● What is needed
Which lines in the records below contain the word "name"? Copy each one out.

(Excerpts from a figure dataset)

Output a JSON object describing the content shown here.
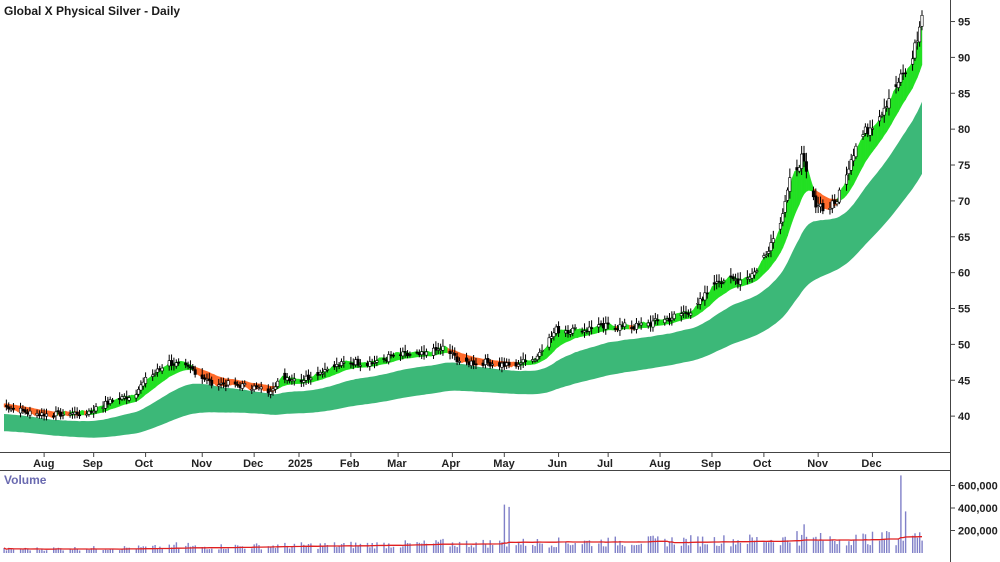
{
  "chart_data": {
    "type": "candlestick",
    "title": "Global X Physical Silver - Daily",
    "x_tick_labels": [
      "Aug",
      "Sep",
      "Oct",
      "Nov",
      "Dec",
      "2025",
      "Feb",
      "Mar",
      "Apr",
      "May",
      "Jun",
      "Jul",
      "Aug",
      "Sep",
      "Oct",
      "Nov",
      "Dec"
    ],
    "price_panel": {
      "ylim": [
        35,
        98
      ],
      "y_ticks": [
        40,
        45,
        50,
        55,
        60,
        65,
        70,
        75,
        80,
        85,
        90,
        95
      ],
      "anchors": [
        [
          0,
          41.5
        ],
        [
          10,
          40.5
        ],
        [
          20,
          40.2
        ],
        [
          35,
          40.5
        ],
        [
          45,
          42
        ],
        [
          55,
          43
        ],
        [
          60,
          45
        ],
        [
          70,
          47.5
        ],
        [
          80,
          46.5
        ],
        [
          88,
          44.5
        ],
        [
          96,
          44.5
        ],
        [
          106,
          44
        ],
        [
          112,
          43.5
        ],
        [
          118,
          45.5
        ],
        [
          126,
          45
        ],
        [
          136,
          46.5
        ],
        [
          146,
          47.5
        ],
        [
          156,
          47.5
        ],
        [
          166,
          48.5
        ],
        [
          178,
          48.5
        ],
        [
          186,
          49.5
        ],
        [
          194,
          47.5
        ],
        [
          204,
          47.5
        ],
        [
          214,
          47
        ],
        [
          225,
          48
        ],
        [
          234,
          52
        ],
        [
          244,
          52
        ],
        [
          256,
          52.5
        ],
        [
          268,
          52.5
        ],
        [
          281,
          53.5
        ],
        [
          293,
          55
        ],
        [
          302,
          59
        ],
        [
          312,
          59
        ],
        [
          318,
          60
        ],
        [
          323,
          63
        ],
        [
          328,
          66
        ],
        [
          333,
          73
        ],
        [
          338,
          76
        ],
        [
          343,
          70
        ],
        [
          348,
          69
        ],
        [
          352,
          69.5
        ],
        [
          356,
          73
        ],
        [
          361,
          78
        ],
        [
          366,
          80
        ],
        [
          371,
          82
        ],
        [
          376,
          85
        ],
        [
          380,
          87
        ],
        [
          384,
          89
        ],
        [
          388,
          94
        ],
        [
          389,
          96
        ]
      ],
      "fast_ribbon_label": "short-term moving average group",
      "slow_ribbon_label": "long-term moving average group",
      "colors": {
        "candle_up": "#ffffff",
        "candle_down": "#000000",
        "fast_up": "#22e022",
        "fast_down": "#ff6a2a",
        "slow": "#3cb878"
      }
    },
    "volume_panel": {
      "title": "Volume",
      "ylim": [
        0,
        720000
      ],
      "y_ticks": [
        200000,
        400000,
        600000
      ],
      "y_tick_labels": [
        "200,000",
        "400,000",
        "600,000"
      ],
      "bar_color": "#8080c8",
      "ma_color": "#e02020",
      "spikes": [
        [
          73,
          95000
        ],
        [
          78,
          90000
        ],
        [
          186,
          125000
        ],
        [
          212,
          430000
        ],
        [
          214,
          410000
        ],
        [
          336,
          195000
        ],
        [
          339,
          255000
        ],
        [
          341,
          180000
        ],
        [
          358,
          105000
        ],
        [
          374,
          195000
        ],
        [
          380,
          690000
        ],
        [
          382,
          370000
        ],
        [
          386,
          175000
        ]
      ]
    },
    "x_domain_days": [
      0,
      389
    ],
    "month_starts": [
      17,
      38,
      60,
      84,
      106,
      125,
      147,
      167,
      190,
      212,
      235,
      256,
      278,
      300,
      322,
      345,
      368
    ],
    "grid": false,
    "legend": "none"
  }
}
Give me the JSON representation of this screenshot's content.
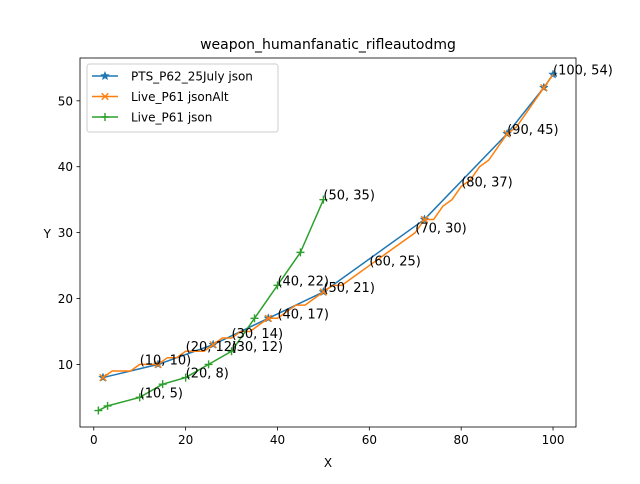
{
  "chart_data": {
    "type": "line",
    "title": "weapon_humanfanatic_rifleautodmg",
    "xlabel": "X",
    "ylabel": "Y",
    "xlim": [
      -3.0,
      105.0
    ],
    "ylim": [
      0.5,
      56.5
    ],
    "xticks": [
      0,
      20,
      40,
      60,
      80,
      100
    ],
    "yticks": [
      10,
      20,
      30,
      40,
      50
    ],
    "legend_position": "upper-left",
    "grid": false,
    "series": [
      {
        "name": "PTS_P62_25July json",
        "color": "#1f77b4",
        "marker": "star",
        "x": [
          2,
          14,
          26,
          38,
          50,
          72,
          90,
          98,
          100
        ],
        "y": [
          8,
          10,
          13,
          17,
          21,
          32,
          45,
          52,
          54
        ]
      },
      {
        "name": "Live_P61 jsonAlt",
        "color": "#ff7f0e",
        "marker": "x",
        "x": [
          2,
          4,
          6,
          8,
          10,
          12,
          14,
          16,
          18,
          20,
          22,
          24,
          26,
          28,
          30,
          32,
          34,
          36,
          38,
          40,
          42,
          44,
          46,
          48,
          50,
          52,
          54,
          56,
          58,
          60,
          62,
          64,
          66,
          68,
          70,
          72,
          74,
          76,
          78,
          80,
          82,
          84,
          86,
          88,
          90,
          92,
          94,
          96,
          98,
          100
        ],
        "y": [
          8,
          9,
          9,
          9,
          10,
          10,
          10,
          11,
          11,
          12,
          12,
          12,
          13,
          14,
          14,
          15,
          15,
          16,
          17,
          17,
          18,
          19,
          19,
          20,
          21,
          22,
          22,
          23,
          24,
          25,
          26,
          27,
          28,
          29,
          30,
          32,
          32,
          34,
          35,
          37,
          38,
          40,
          41,
          43,
          45,
          46,
          48,
          50,
          52,
          54
        ]
      },
      {
        "name": "Live_P61 json",
        "color": "#2ca02c",
        "marker": "plus",
        "x": [
          1,
          3,
          10,
          15,
          20,
          25,
          30,
          35,
          40,
          45,
          50
        ],
        "y": [
          3,
          3.7,
          5,
          7,
          8,
          10,
          12,
          17,
          22,
          27,
          35
        ]
      }
    ],
    "annotations": [
      {
        "text": "(10, 10)",
        "x": 10,
        "y": 10
      },
      {
        "text": "(20, 12)",
        "x": 20,
        "y": 12
      },
      {
        "text": "(30, 14)",
        "x": 30,
        "y": 14
      },
      {
        "text": "(40, 17)",
        "x": 40,
        "y": 17
      },
      {
        "text": "(50, 21)",
        "x": 50,
        "y": 21
      },
      {
        "text": "(60, 25)",
        "x": 60,
        "y": 25
      },
      {
        "text": "(70, 30)",
        "x": 70,
        "y": 30
      },
      {
        "text": "(80, 37)",
        "x": 80,
        "y": 37
      },
      {
        "text": "(90, 45)",
        "x": 90,
        "y": 45
      },
      {
        "text": "(100, 54)",
        "x": 100,
        "y": 54
      },
      {
        "text": "(10, 5)",
        "x": 10,
        "y": 5
      },
      {
        "text": "(20, 8)",
        "x": 20,
        "y": 8
      },
      {
        "text": "(30, 12)",
        "x": 30,
        "y": 12
      },
      {
        "text": "(40, 22)",
        "x": 40,
        "y": 22
      },
      {
        "text": "(50, 35)",
        "x": 50,
        "y": 35
      }
    ]
  }
}
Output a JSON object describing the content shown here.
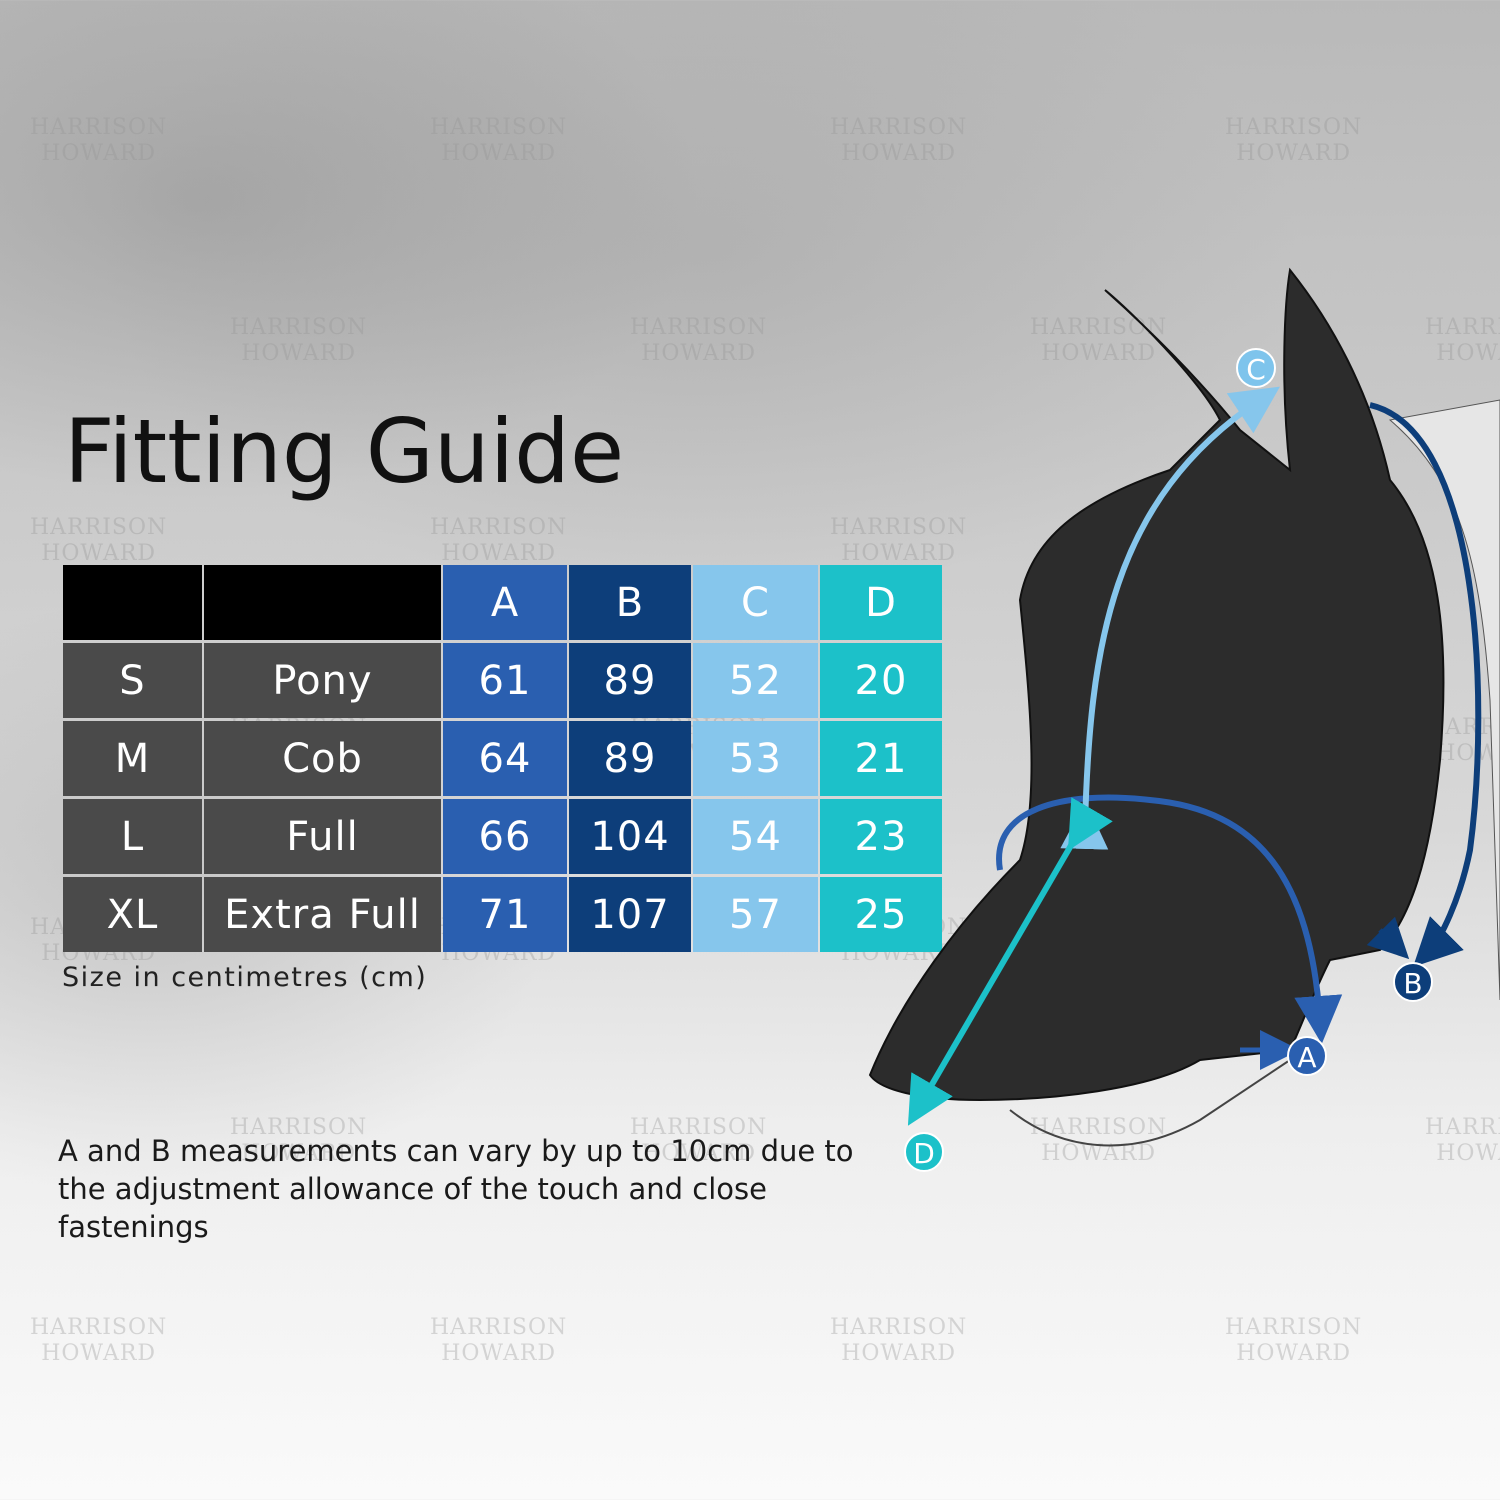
{
  "title": "Fitting Guide",
  "watermark": {
    "line1": "HARRISON",
    "line2": "HOWARD"
  },
  "table": {
    "headers": [
      "",
      "",
      "A",
      "B",
      "C",
      "D"
    ],
    "rows": [
      [
        "S",
        "Pony",
        "61",
        "89",
        "52",
        "20"
      ],
      [
        "M",
        "Cob",
        "64",
        "89",
        "53",
        "21"
      ],
      [
        "L",
        "Full",
        "66",
        "104",
        "54",
        "23"
      ],
      [
        "XL",
        "Extra Full",
        "71",
        "107",
        "57",
        "25"
      ]
    ]
  },
  "unit_note": "Size in centimetres (cm)",
  "footnote": "A and B measurements can vary by up to 10cm due to the adjustment allowance of the touch and close fastenings",
  "diagram_labels": [
    {
      "letter": "A",
      "color": "#2a5fb0"
    },
    {
      "letter": "B",
      "color": "#0d3e7a"
    },
    {
      "letter": "C",
      "color": "#7ec4ec"
    },
    {
      "letter": "D",
      "color": "#1cc1c9"
    }
  ]
}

● Exercise answer
        "name": "PTS_P62_25July json",
        "name": "Live_P61 jsonAlt",
        "name": "Live_P61 json",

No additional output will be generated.